(Dataset rows)
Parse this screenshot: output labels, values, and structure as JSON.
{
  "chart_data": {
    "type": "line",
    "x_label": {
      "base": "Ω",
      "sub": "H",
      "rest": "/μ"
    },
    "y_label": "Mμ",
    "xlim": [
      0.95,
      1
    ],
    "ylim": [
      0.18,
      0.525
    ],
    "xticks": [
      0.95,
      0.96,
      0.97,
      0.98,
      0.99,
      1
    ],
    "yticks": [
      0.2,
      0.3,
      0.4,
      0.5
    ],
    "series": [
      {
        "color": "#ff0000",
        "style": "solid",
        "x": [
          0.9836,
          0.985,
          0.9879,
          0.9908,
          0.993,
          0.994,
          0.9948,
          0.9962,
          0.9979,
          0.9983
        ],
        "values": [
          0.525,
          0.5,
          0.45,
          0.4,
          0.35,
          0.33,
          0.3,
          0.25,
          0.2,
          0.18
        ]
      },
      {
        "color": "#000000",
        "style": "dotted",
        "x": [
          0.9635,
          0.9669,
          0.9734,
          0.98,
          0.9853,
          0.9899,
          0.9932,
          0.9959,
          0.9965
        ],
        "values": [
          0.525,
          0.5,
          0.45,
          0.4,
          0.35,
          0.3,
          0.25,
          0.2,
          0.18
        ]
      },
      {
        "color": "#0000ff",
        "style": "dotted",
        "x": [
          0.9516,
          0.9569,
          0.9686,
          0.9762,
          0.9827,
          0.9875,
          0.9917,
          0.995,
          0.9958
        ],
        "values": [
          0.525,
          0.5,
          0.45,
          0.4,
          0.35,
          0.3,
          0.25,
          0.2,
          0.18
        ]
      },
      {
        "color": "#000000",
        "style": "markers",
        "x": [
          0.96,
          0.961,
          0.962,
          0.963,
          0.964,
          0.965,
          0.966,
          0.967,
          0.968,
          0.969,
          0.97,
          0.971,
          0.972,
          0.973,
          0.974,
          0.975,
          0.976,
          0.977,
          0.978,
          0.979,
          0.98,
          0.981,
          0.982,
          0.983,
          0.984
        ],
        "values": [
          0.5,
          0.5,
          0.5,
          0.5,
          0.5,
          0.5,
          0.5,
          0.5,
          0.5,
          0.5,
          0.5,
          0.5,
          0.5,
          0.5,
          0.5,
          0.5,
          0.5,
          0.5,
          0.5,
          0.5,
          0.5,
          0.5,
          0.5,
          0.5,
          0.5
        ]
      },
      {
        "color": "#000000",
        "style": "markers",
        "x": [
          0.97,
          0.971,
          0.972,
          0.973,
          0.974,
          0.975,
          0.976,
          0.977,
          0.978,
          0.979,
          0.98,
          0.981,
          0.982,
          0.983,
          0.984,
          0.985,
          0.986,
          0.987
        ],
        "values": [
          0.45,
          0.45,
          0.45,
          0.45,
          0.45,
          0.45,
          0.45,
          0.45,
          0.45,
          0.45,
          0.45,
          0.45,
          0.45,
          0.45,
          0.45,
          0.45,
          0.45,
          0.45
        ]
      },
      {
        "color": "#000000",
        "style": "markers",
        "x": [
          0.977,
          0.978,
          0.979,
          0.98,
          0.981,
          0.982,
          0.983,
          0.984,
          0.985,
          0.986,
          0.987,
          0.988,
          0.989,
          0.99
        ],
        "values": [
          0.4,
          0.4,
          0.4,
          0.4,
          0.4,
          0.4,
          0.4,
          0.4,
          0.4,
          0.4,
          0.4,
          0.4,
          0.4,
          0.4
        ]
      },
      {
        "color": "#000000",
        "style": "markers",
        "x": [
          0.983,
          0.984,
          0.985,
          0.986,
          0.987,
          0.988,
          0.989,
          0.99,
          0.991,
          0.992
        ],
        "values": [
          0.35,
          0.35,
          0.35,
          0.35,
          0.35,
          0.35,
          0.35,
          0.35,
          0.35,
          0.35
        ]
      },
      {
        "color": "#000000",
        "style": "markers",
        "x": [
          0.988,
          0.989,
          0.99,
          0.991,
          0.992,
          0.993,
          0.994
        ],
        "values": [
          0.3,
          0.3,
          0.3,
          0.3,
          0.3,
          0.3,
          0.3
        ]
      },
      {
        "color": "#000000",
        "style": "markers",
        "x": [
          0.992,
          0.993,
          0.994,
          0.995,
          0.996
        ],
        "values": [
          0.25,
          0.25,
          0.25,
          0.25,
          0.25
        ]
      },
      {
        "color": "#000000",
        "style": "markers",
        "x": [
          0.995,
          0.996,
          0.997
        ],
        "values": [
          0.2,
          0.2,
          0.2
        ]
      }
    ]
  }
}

- [Task goal]: Please repeat the listing exactly, with nothing left out.

- [Task response]:
Parse this screenshot: output labels, values, and structure as JSON.
{
  "chart_data": {
    "type": "line",
    "x_label": {
      "base": "Ω",
      "sub": "H",
      "rest": "/μ"
    },
    "y_label": "Mμ",
    "xlim": [
      0.95,
      1
    ],
    "ylim": [
      0.18,
      0.525
    ],
    "xticks": [
      0.95,
      0.96,
      0.97,
      0.98,
      0.99,
      1
    ],
    "yticks": [
      0.2,
      0.3,
      0.4,
      0.5
    ],
    "series": [
      {
        "color": "#ff0000",
        "style": "solid",
        "x": [
          0.9836,
          0.985,
          0.9879,
          0.9908,
          0.993,
          0.994,
          0.9948,
          0.9962,
          0.9979,
          0.9983
        ],
        "values": [
          0.525,
          0.5,
          0.45,
          0.4,
          0.35,
          0.33,
          0.3,
          0.25,
          0.2,
          0.18
        ]
      },
      {
        "color": "#000000",
        "style": "dotted",
        "x": [
          0.9635,
          0.9669,
          0.9734,
          0.98,
          0.9853,
          0.9899,
          0.9932,
          0.9959,
          0.9965
        ],
        "values": [
          0.525,
          0.5,
          0.45,
          0.4,
          0.35,
          0.3,
          0.25,
          0.2,
          0.18
        ]
      },
      {
        "color": "#0000ff",
        "style": "dotted",
        "x": [
          0.9516,
          0.9569,
          0.9686,
          0.9762,
          0.9827,
          0.9875,
          0.9917,
          0.995,
          0.9958
        ],
        "values": [
          0.525,
          0.5,
          0.45,
          0.4,
          0.35,
          0.3,
          0.25,
          0.2,
          0.18
        ]
      },
      {
        "color": "#000000",
        "style": "markers",
        "x": [
          0.96,
          0.961,
          0.962,
          0.963,
          0.964,
          0.965,
          0.966,
          0.967,
          0.968,
          0.969,
          0.97,
          0.971,
          0.972,
          0.973,
          0.974,
          0.975,
          0.976,
          0.977,
          0.978,
          0.979,
          0.98,
          0.981,
          0.982,
          0.983,
          0.984
        ],
        "values": [
          0.5,
          0.5,
          0.5,
          0.5,
          0.5,
          0.5,
          0.5,
          0.5,
          0.5,
          0.5,
          0.5,
          0.5,
          0.5,
          0.5,
          0.5,
          0.5,
          0.5,
          0.5,
          0.5,
          0.5,
          0.5,
          0.5,
          0.5,
          0.5,
          0.5
        ]
      },
      {
        "color": "#000000",
        "style": "markers",
        "x": [
          0.97,
          0.971,
          0.972,
          0.973,
          0.974,
          0.975,
          0.976,
          0.977,
          0.978,
          0.979,
          0.98,
          0.981,
          0.982,
          0.983,
          0.984,
          0.985,
          0.986,
          0.987
        ],
        "values": [
          0.45,
          0.45,
          0.45,
          0.45,
          0.45,
          0.45,
          0.45,
          0.45,
          0.45,
          0.45,
          0.45,
          0.45,
          0.45,
          0.45,
          0.45,
          0.45,
          0.45,
          0.45
        ]
      },
      {
        "color": "#000000",
        "style": "markers",
        "x": [
          0.977,
          0.978,
          0.979,
          0.98,
          0.981,
          0.982,
          0.983,
          0.984,
          0.985,
          0.986,
          0.987,
          0.988,
          0.989,
          0.99
        ],
        "values": [
          0.4,
          0.4,
          0.4,
          0.4,
          0.4,
          0.4,
          0.4,
          0.4,
          0.4,
          0.4,
          0.4,
          0.4,
          0.4,
          0.4
        ]
      },
      {
        "color": "#000000",
        "style": "markers",
        "x": [
          0.983,
          0.984,
          0.985,
          0.986,
          0.987,
          0.988,
          0.989,
          0.99,
          0.991,
          0.992
        ],
        "values": [
          0.35,
          0.35,
          0.35,
          0.35,
          0.35,
          0.35,
          0.35,
          0.35,
          0.35,
          0.35
        ]
      },
      {
        "color": "#000000",
        "style": "markers",
        "x": [
          0.988,
          0.989,
          0.99,
          0.991,
          0.992,
          0.993,
          0.994
        ],
        "values": [
          0.3,
          0.3,
          0.3,
          0.3,
          0.3,
          0.3,
          0.3
        ]
      },
      {
        "color": "#000000",
        "style": "markers",
        "x": [
          0.992,
          0.993,
          0.994,
          0.995,
          0.996
        ],
        "values": [
          0.25,
          0.25,
          0.25,
          0.25,
          0.25
        ]
      },
      {
        "color": "#000000",
        "style": "markers",
        "x": [
          0.995,
          0.996,
          0.997
        ],
        "values": [
          0.2,
          0.2,
          0.2
        ]
      }
    ]
  }
}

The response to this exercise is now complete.